Repeat the listing in full, exactly as it stands.

— START Stored data —

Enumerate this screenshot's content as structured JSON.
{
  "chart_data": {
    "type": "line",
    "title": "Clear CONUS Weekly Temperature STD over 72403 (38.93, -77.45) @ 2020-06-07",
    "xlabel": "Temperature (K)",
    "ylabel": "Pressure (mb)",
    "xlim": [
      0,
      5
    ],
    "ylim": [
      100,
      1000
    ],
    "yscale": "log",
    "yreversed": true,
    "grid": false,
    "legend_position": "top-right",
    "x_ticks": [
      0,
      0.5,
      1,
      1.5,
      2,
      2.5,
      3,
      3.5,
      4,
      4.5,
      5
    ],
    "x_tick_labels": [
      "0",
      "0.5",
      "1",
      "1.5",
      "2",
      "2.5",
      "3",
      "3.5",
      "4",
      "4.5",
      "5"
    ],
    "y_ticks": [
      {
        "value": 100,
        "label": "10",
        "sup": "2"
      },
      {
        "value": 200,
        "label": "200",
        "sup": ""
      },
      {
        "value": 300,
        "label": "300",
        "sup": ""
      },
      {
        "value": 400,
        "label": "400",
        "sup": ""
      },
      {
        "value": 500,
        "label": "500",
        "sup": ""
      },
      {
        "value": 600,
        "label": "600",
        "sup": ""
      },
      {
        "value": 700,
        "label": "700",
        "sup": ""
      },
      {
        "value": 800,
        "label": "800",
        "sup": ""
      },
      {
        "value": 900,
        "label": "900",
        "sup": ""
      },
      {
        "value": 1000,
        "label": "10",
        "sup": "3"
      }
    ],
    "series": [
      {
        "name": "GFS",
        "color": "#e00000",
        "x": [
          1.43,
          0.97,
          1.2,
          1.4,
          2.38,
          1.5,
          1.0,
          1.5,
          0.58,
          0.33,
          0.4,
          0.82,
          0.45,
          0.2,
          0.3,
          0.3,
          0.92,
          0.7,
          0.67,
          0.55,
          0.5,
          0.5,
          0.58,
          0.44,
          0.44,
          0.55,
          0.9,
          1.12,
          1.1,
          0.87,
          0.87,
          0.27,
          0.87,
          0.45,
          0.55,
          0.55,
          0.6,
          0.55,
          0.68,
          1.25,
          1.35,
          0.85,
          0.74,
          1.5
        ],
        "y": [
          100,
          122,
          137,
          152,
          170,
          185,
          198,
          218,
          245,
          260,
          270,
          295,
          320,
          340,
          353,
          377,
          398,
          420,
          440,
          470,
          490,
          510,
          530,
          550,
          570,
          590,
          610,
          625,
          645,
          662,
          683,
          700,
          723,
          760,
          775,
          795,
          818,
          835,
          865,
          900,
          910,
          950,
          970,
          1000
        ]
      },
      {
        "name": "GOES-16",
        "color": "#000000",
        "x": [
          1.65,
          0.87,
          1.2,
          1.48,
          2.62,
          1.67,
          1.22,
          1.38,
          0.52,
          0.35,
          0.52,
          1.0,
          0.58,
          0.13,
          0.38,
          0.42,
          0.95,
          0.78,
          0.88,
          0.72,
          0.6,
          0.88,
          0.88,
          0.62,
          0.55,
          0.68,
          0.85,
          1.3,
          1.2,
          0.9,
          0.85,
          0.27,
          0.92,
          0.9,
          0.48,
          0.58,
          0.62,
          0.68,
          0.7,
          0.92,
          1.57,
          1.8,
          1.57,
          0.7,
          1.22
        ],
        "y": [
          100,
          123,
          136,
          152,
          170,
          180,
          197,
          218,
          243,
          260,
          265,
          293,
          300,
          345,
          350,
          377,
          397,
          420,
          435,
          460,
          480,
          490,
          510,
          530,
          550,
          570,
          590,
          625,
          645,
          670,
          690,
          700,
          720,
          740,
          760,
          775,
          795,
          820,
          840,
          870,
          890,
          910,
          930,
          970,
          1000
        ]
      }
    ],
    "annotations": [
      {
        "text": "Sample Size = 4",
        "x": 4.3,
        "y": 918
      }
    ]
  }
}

— END Stored data —

- [Written solution]
Enumerate this screenshot's content as structured JSON.
{
  "chart_data": {
    "type": "line",
    "title": "Clear CONUS Weekly Temperature STD over 72403 (38.93, -77.45) @ 2020-06-07",
    "xlabel": "Temperature (K)",
    "ylabel": "Pressure (mb)",
    "xlim": [
      0,
      5
    ],
    "ylim": [
      100,
      1000
    ],
    "yscale": "log",
    "yreversed": true,
    "grid": false,
    "legend_position": "top-right",
    "x_ticks": [
      0,
      0.5,
      1,
      1.5,
      2,
      2.5,
      3,
      3.5,
      4,
      4.5,
      5
    ],
    "x_tick_labels": [
      "0",
      "0.5",
      "1",
      "1.5",
      "2",
      "2.5",
      "3",
      "3.5",
      "4",
      "4.5",
      "5"
    ],
    "y_ticks": [
      {
        "value": 100,
        "label": "10",
        "sup": "2"
      },
      {
        "value": 200,
        "label": "200",
        "sup": ""
      },
      {
        "value": 300,
        "label": "300",
        "sup": ""
      },
      {
        "value": 400,
        "label": "400",
        "sup": ""
      },
      {
        "value": 500,
        "label": "500",
        "sup": ""
      },
      {
        "value": 600,
        "label": "600",
        "sup": ""
      },
      {
        "value": 700,
        "label": "700",
        "sup": ""
      },
      {
        "value": 800,
        "label": "800",
        "sup": ""
      },
      {
        "value": 900,
        "label": "900",
        "sup": ""
      },
      {
        "value": 1000,
        "label": "10",
        "sup": "3"
      }
    ],
    "series": [
      {
        "name": "GFS",
        "color": "#e00000",
        "x": [
          1.43,
          0.97,
          1.2,
          1.4,
          2.38,
          1.5,
          1.0,
          1.5,
          0.58,
          0.33,
          0.4,
          0.82,
          0.45,
          0.2,
          0.3,
          0.3,
          0.92,
          0.7,
          0.67,
          0.55,
          0.5,
          0.5,
          0.58,
          0.44,
          0.44,
          0.55,
          0.9,
          1.12,
          1.1,
          0.87,
          0.87,
          0.27,
          0.87,
          0.45,
          0.55,
          0.55,
          0.6,
          0.55,
          0.68,
          1.25,
          1.35,
          0.85,
          0.74,
          1.5
        ],
        "y": [
          100,
          122,
          137,
          152,
          170,
          185,
          198,
          218,
          245,
          260,
          270,
          295,
          320,
          340,
          353,
          377,
          398,
          420,
          440,
          470,
          490,
          510,
          530,
          550,
          570,
          590,
          610,
          625,
          645,
          662,
          683,
          700,
          723,
          760,
          775,
          795,
          818,
          835,
          865,
          900,
          910,
          950,
          970,
          1000
        ]
      },
      {
        "name": "GOES-16",
        "color": "#000000",
        "x": [
          1.65,
          0.87,
          1.2,
          1.48,
          2.62,
          1.67,
          1.22,
          1.38,
          0.52,
          0.35,
          0.52,
          1.0,
          0.58,
          0.13,
          0.38,
          0.42,
          0.95,
          0.78,
          0.88,
          0.72,
          0.6,
          0.88,
          0.88,
          0.62,
          0.55,
          0.68,
          0.85,
          1.3,
          1.2,
          0.9,
          0.85,
          0.27,
          0.92,
          0.9,
          0.48,
          0.58,
          0.62,
          0.68,
          0.7,
          0.92,
          1.57,
          1.8,
          1.57,
          0.7,
          1.22
        ],
        "y": [
          100,
          123,
          136,
          152,
          170,
          180,
          197,
          218,
          243,
          260,
          265,
          293,
          300,
          345,
          350,
          377,
          397,
          420,
          435,
          460,
          480,
          490,
          510,
          530,
          550,
          570,
          590,
          625,
          645,
          670,
          690,
          700,
          720,
          740,
          760,
          775,
          795,
          820,
          840,
          870,
          890,
          910,
          930,
          970,
          1000
        ]
      }
    ],
    "annotations": [
      {
        "text": "Sample Size = 4",
        "x": 4.3,
        "y": 918
      }
    ]
  }
}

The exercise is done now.